[Dataset rows about figures]
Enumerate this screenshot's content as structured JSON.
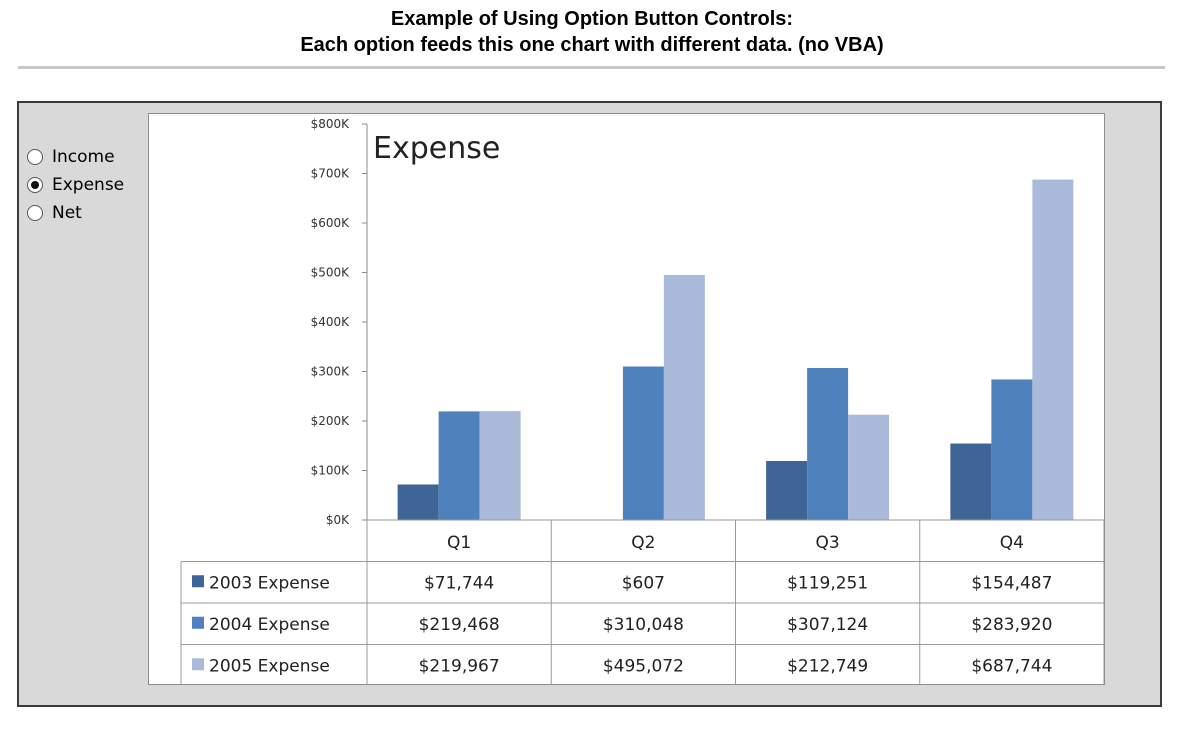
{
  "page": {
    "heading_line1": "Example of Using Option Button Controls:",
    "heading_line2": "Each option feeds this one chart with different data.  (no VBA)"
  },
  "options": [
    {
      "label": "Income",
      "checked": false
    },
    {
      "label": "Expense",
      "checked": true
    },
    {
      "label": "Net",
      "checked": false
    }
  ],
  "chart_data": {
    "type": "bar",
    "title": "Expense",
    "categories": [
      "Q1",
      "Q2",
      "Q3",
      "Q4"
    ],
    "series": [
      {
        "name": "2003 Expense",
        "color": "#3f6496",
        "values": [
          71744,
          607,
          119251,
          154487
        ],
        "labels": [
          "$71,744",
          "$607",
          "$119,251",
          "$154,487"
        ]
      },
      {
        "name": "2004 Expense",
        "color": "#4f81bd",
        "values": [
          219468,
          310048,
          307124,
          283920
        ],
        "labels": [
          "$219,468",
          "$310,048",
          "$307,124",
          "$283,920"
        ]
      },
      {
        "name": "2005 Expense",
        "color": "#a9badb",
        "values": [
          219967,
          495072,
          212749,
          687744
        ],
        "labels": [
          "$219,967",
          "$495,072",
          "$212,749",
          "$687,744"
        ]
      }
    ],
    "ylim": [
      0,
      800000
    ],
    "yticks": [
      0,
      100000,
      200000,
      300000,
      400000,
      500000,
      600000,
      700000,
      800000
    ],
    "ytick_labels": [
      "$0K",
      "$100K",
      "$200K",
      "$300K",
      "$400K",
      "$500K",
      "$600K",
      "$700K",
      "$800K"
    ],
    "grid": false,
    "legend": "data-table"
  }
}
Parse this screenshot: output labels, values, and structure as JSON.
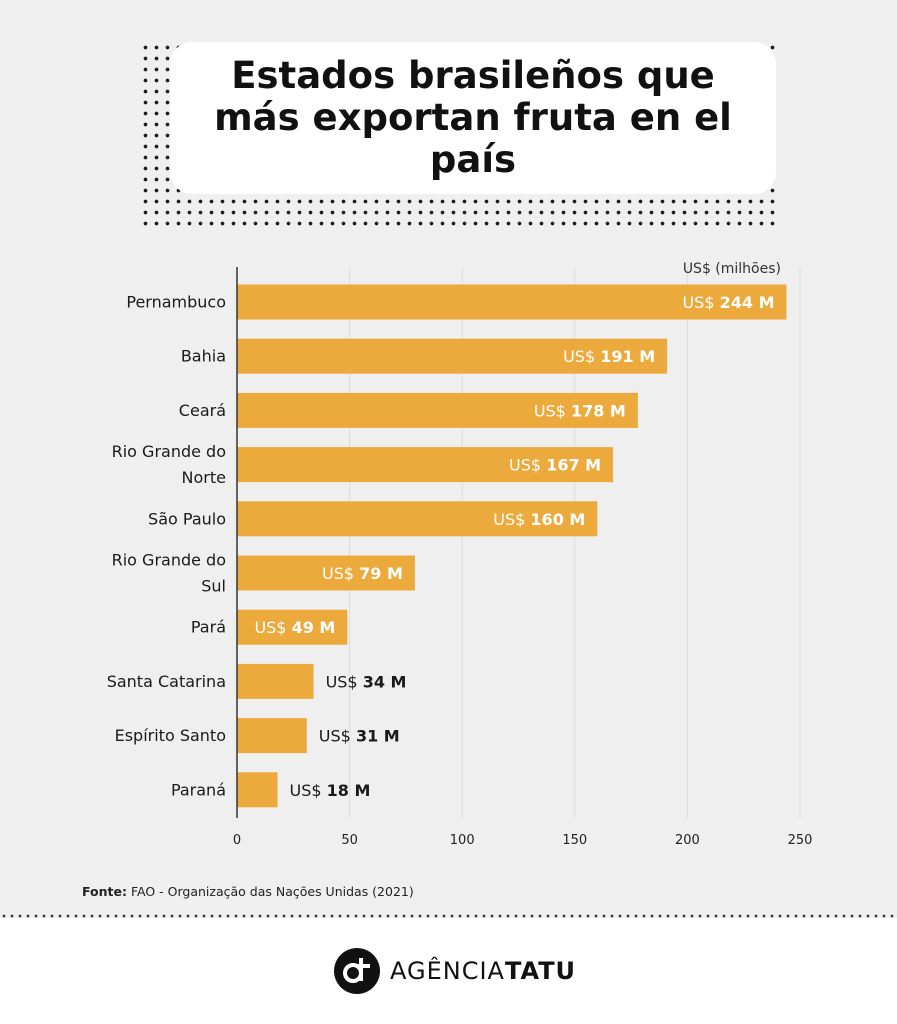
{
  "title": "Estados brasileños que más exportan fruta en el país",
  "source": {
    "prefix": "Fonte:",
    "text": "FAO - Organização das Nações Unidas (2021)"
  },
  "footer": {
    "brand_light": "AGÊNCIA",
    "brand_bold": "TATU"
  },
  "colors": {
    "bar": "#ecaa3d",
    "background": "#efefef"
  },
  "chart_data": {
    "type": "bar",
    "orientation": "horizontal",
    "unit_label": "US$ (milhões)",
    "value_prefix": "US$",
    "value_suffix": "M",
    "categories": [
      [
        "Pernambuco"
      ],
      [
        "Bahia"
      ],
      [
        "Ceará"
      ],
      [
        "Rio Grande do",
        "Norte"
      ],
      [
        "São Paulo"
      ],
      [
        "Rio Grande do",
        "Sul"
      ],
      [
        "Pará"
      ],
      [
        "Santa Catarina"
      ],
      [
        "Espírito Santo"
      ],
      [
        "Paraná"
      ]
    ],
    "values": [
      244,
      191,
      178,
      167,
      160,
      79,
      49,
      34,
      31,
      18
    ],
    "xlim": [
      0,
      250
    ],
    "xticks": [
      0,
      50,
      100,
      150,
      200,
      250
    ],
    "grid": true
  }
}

#### THE REQUEST
Leave the pictures out and print the records above exactly as they stand.

#### SOLUTION FOR THIS TASK
Enumerate this screenshot's content as structured JSON.
{
  "page": {
    "heading_line1": "Example of Using Option Button Controls:",
    "heading_line2": "Each option feeds this one chart with different data.  (no VBA)"
  },
  "options": [
    {
      "label": "Income",
      "checked": false
    },
    {
      "label": "Expense",
      "checked": true
    },
    {
      "label": "Net",
      "checked": false
    }
  ],
  "chart_data": {
    "type": "bar",
    "title": "Expense",
    "categories": [
      "Q1",
      "Q2",
      "Q3",
      "Q4"
    ],
    "series": [
      {
        "name": "2003 Expense",
        "color": "#3f6496",
        "values": [
          71744,
          607,
          119251,
          154487
        ],
        "labels": [
          "$71,744",
          "$607",
          "$119,251",
          "$154,487"
        ]
      },
      {
        "name": "2004 Expense",
        "color": "#4f81bd",
        "values": [
          219468,
          310048,
          307124,
          283920
        ],
        "labels": [
          "$219,468",
          "$310,048",
          "$307,124",
          "$283,920"
        ]
      },
      {
        "name": "2005 Expense",
        "color": "#a9badb",
        "values": [
          219967,
          495072,
          212749,
          687744
        ],
        "labels": [
          "$219,967",
          "$495,072",
          "$212,749",
          "$687,744"
        ]
      }
    ],
    "ylim": [
      0,
      800000
    ],
    "yticks": [
      0,
      100000,
      200000,
      300000,
      400000,
      500000,
      600000,
      700000,
      800000
    ],
    "ytick_labels": [
      "$0K",
      "$100K",
      "$200K",
      "$300K",
      "$400K",
      "$500K",
      "$600K",
      "$700K",
      "$800K"
    ],
    "grid": false,
    "legend": "data-table"
  }
}
Parse this screenshot: output labels, values, and structure as JSON.
{
  "title": "Estados brasileños que más exportan fruta en el país",
  "source": {
    "prefix": "Fonte:",
    "text": "FAO - Organização das Nações Unidas (2021)"
  },
  "footer": {
    "brand_light": "AGÊNCIA",
    "brand_bold": "TATU"
  },
  "colors": {
    "bar": "#ecaa3d",
    "background": "#efefef"
  },
  "chart_data": {
    "type": "bar",
    "orientation": "horizontal",
    "unit_label": "US$ (milhões)",
    "value_prefix": "US$",
    "value_suffix": "M",
    "categories": [
      [
        "Pernambuco"
      ],
      [
        "Bahia"
      ],
      [
        "Ceará"
      ],
      [
        "Rio Grande do",
        "Norte"
      ],
      [
        "São Paulo"
      ],
      [
        "Rio Grande do",
        "Sul"
      ],
      [
        "Pará"
      ],
      [
        "Santa Catarina"
      ],
      [
        "Espírito Santo"
      ],
      [
        "Paraná"
      ]
    ],
    "values": [
      244,
      191,
      178,
      167,
      160,
      79,
      49,
      34,
      31,
      18
    ],
    "xlim": [
      0,
      250
    ],
    "xticks": [
      0,
      50,
      100,
      150,
      200,
      250
    ],
    "grid": true
  }
}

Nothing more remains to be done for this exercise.